The exercise
Omit the pictures from the entries below and retype everything else exactly.

Supplied data
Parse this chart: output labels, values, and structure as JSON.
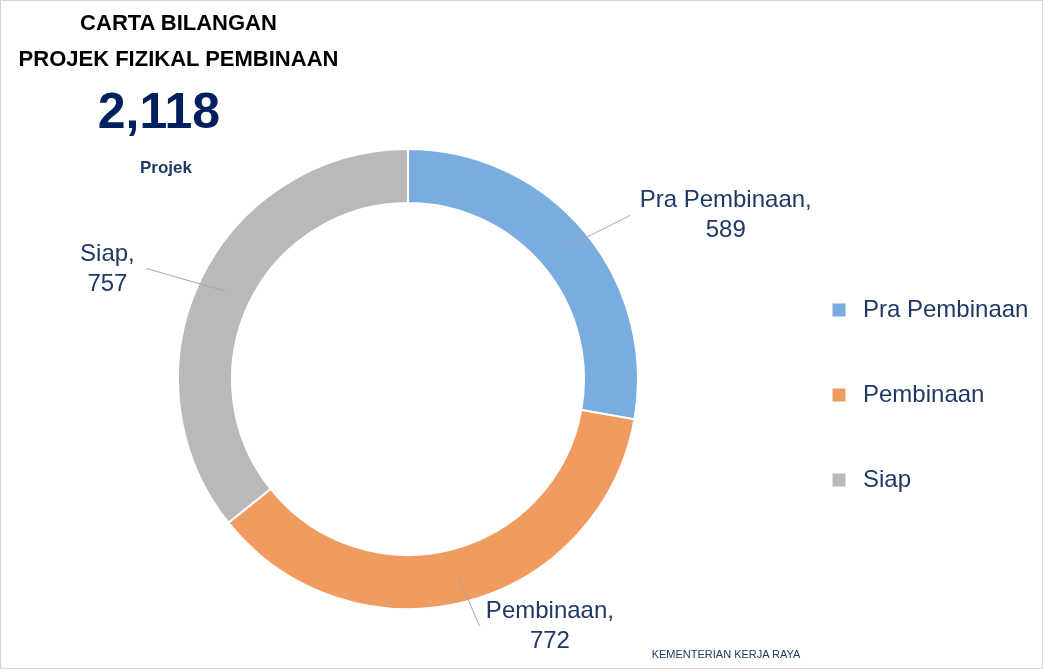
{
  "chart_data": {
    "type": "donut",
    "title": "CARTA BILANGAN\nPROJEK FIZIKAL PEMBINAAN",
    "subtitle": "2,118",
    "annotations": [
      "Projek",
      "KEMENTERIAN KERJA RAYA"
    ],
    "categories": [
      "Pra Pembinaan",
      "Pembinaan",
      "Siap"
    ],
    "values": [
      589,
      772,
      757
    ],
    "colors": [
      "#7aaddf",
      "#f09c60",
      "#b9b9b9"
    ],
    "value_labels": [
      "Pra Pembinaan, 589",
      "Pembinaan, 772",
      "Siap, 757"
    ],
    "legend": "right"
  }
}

Reply to the exercise
Parse this chart: output labels, values, and structure as JSON.
{
  "chart_data": {
    "type": "donut",
    "title": "CARTA BILANGAN\nPROJEK FIZIKAL PEMBINAAN",
    "subtitle": "2,118",
    "annotations": [
      "Projek",
      "KEMENTERIAN KERJA RAYA"
    ],
    "categories": [
      "Pra Pembinaan",
      "Pembinaan",
      "Siap"
    ],
    "values": [
      589,
      772,
      757
    ],
    "colors": [
      "#7aaddf",
      "#f09c60",
      "#b9b9b9"
    ],
    "value_labels": [
      "Pra Pembinaan, 589",
      "Pembinaan, 772",
      "Siap, 757"
    ],
    "legend": "right"
  }
}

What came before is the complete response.